- Data excerpts -
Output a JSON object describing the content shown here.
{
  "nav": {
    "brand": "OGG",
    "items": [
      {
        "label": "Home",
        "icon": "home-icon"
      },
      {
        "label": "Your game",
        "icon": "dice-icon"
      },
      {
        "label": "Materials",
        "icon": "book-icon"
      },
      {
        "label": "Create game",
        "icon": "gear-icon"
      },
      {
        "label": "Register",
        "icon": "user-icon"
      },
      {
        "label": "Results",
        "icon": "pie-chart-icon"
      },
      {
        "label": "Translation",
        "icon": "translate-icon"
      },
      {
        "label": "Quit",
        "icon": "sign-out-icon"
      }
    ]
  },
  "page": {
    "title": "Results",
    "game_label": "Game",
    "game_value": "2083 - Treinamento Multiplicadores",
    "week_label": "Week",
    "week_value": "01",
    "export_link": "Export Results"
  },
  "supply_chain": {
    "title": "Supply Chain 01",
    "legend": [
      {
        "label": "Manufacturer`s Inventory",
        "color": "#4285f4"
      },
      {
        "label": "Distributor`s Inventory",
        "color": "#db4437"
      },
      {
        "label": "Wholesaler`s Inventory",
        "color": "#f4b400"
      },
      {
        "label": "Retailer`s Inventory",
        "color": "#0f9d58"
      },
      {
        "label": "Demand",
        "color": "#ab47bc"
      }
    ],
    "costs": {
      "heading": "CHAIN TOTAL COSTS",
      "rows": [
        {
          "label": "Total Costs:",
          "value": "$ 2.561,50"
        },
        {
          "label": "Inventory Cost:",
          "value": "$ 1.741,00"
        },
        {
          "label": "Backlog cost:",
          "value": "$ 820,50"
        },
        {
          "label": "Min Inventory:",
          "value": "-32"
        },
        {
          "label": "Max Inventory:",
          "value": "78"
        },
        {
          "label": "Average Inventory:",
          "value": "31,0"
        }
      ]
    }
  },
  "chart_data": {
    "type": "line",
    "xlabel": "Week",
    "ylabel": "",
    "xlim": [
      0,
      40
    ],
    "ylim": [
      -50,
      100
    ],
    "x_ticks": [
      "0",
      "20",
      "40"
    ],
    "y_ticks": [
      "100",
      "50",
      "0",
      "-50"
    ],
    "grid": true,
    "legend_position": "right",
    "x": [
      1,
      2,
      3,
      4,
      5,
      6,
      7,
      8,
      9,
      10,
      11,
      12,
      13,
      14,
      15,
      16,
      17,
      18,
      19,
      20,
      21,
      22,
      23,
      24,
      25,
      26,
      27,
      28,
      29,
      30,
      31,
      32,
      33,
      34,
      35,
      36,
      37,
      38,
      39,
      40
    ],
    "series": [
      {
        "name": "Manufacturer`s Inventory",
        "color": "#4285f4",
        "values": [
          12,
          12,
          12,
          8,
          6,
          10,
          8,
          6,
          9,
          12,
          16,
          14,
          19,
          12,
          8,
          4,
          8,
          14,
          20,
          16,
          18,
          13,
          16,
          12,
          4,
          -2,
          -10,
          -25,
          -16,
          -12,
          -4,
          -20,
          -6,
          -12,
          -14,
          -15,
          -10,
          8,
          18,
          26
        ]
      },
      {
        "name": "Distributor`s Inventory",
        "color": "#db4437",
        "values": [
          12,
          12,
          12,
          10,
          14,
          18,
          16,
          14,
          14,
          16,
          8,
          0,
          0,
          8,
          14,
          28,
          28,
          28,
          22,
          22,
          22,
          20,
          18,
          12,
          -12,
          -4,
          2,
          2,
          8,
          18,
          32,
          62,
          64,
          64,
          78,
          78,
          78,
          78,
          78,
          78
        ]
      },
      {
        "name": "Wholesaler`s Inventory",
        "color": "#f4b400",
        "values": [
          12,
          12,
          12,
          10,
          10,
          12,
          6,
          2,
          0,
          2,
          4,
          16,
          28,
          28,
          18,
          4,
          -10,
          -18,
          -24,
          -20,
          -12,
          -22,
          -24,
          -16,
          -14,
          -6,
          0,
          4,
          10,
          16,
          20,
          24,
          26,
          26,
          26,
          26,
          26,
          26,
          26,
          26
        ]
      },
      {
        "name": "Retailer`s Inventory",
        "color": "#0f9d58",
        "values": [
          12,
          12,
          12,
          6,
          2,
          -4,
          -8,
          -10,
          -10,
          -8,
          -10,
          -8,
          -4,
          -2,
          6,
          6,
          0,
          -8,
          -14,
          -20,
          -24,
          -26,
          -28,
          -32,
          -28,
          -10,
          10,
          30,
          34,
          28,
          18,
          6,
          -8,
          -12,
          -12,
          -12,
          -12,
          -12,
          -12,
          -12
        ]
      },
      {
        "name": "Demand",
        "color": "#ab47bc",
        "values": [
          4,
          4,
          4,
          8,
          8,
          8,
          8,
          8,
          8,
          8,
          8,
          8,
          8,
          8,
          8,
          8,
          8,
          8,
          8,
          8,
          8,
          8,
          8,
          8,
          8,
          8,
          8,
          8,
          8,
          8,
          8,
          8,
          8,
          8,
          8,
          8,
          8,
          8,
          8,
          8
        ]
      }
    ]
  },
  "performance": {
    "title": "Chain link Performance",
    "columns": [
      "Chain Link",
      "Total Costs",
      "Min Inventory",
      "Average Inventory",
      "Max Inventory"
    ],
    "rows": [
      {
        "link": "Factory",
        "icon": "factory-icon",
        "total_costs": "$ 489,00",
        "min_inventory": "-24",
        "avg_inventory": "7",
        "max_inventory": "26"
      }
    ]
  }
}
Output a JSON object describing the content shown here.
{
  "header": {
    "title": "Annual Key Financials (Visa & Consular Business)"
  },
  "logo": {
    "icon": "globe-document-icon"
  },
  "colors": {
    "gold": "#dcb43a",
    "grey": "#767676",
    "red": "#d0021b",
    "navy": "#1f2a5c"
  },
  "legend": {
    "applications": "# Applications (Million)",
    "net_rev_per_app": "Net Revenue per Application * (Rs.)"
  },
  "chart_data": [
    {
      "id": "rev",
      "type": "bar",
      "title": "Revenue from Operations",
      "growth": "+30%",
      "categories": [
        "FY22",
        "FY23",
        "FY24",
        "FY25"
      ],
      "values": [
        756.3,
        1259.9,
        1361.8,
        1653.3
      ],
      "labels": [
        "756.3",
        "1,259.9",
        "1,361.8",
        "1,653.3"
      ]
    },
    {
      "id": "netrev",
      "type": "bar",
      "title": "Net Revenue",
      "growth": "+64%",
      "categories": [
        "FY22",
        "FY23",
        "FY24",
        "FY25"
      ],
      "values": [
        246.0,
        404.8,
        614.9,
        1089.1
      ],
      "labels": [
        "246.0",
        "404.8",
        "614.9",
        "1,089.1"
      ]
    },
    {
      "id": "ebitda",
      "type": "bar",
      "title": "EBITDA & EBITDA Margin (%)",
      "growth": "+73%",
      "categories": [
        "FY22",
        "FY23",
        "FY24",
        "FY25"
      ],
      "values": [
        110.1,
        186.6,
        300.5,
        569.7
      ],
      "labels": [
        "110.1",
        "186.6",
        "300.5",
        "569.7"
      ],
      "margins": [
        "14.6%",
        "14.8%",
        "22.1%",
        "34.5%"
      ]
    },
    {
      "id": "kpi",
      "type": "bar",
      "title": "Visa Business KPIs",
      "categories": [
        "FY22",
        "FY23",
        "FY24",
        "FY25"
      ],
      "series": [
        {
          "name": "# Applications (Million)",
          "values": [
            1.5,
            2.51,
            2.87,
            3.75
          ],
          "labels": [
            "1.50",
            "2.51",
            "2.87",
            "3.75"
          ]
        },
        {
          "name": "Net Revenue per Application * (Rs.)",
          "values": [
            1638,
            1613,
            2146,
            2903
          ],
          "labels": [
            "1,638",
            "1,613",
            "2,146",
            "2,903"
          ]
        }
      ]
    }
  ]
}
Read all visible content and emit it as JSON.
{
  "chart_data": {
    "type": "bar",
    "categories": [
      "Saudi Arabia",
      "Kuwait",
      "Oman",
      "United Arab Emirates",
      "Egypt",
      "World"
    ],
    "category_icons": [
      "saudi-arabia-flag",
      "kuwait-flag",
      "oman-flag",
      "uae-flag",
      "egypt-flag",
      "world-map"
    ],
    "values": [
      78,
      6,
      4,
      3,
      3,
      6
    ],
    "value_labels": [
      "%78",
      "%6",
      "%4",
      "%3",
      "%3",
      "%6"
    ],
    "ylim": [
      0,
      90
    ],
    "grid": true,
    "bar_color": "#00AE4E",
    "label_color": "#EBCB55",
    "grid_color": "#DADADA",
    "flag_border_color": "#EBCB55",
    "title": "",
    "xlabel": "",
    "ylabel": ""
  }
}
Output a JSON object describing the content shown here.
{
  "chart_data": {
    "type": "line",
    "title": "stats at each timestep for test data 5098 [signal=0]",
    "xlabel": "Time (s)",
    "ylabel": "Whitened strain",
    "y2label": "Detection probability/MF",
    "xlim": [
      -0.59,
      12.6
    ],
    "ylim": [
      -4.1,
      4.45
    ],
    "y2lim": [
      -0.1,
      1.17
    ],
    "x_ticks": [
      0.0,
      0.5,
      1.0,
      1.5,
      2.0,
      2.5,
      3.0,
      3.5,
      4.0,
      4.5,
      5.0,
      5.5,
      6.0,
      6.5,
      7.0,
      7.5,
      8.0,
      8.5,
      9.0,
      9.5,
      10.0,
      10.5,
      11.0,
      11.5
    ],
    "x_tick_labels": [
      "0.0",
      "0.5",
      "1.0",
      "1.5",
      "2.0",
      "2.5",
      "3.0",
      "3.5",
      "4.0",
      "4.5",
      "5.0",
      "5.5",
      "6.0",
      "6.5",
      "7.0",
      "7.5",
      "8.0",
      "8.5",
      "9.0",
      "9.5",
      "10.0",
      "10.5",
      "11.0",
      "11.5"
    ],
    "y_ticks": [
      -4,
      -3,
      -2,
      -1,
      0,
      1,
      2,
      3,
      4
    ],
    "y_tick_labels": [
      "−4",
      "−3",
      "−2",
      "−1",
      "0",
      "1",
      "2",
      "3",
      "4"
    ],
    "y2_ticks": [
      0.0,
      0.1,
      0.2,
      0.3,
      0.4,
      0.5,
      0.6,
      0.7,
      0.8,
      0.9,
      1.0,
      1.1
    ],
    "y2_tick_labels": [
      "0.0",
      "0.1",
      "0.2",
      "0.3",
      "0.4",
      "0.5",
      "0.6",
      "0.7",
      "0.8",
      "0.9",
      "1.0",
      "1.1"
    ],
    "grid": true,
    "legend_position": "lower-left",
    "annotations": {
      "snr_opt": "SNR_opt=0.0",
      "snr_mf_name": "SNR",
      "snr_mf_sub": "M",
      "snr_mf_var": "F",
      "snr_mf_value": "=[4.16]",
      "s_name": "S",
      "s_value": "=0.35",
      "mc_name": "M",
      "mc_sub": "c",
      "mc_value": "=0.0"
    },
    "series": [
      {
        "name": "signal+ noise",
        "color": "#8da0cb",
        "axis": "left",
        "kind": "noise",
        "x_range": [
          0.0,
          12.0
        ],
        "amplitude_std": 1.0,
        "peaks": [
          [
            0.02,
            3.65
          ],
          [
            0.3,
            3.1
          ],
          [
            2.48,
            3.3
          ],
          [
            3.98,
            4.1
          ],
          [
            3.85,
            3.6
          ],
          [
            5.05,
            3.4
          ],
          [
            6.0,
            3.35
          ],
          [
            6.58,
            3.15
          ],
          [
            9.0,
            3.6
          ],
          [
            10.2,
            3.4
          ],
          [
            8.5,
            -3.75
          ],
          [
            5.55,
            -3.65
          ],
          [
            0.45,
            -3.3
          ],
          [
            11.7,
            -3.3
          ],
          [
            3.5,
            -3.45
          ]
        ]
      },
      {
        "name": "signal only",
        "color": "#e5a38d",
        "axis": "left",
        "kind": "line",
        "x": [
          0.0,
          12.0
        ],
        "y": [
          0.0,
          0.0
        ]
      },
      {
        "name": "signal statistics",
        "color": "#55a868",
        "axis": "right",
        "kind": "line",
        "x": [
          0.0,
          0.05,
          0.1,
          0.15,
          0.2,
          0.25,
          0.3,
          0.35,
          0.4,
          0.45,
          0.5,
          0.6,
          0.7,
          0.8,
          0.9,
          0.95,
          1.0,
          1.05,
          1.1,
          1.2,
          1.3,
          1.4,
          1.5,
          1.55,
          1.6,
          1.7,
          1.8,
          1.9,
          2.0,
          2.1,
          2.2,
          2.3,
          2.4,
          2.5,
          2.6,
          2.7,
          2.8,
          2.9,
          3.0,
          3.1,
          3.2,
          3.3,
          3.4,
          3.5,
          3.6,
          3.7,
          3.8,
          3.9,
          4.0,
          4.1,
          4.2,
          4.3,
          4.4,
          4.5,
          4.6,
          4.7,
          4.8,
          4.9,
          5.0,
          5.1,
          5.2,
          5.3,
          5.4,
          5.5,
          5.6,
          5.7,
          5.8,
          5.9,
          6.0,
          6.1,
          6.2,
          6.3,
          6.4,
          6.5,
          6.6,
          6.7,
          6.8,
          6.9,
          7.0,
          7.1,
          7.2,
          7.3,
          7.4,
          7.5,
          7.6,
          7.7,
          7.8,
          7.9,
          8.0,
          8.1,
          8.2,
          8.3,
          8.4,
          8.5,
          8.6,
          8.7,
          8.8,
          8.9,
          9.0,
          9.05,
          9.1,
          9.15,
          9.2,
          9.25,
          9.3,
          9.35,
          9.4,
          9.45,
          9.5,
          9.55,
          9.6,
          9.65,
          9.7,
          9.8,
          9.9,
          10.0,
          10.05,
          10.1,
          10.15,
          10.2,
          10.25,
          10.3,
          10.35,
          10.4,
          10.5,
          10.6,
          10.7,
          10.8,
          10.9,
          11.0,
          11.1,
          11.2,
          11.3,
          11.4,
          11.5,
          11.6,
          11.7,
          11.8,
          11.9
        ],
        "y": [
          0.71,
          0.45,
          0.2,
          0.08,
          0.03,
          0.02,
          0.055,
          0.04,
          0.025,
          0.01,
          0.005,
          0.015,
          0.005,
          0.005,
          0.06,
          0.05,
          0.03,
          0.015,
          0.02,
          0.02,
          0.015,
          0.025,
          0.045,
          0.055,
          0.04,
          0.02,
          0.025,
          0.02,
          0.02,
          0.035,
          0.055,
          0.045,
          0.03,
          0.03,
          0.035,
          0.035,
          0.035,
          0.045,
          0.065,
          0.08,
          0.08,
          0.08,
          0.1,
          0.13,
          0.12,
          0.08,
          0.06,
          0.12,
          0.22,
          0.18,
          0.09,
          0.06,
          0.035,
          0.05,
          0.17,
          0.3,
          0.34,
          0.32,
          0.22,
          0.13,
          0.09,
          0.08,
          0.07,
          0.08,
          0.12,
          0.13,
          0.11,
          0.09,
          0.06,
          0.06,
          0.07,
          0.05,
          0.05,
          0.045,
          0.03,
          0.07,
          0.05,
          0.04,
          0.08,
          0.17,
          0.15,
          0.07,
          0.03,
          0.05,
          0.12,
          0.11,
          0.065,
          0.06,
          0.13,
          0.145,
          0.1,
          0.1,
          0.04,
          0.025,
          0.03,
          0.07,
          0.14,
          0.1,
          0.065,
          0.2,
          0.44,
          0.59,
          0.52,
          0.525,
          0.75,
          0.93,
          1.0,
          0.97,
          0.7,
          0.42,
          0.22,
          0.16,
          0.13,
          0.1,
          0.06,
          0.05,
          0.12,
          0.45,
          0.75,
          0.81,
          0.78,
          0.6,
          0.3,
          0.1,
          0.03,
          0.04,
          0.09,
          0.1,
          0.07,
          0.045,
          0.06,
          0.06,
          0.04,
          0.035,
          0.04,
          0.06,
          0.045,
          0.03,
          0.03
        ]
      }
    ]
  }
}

- Job -
Above are several records. Count the lines among them that contain "Wholesaler" and give only the total.

- Full answer -
2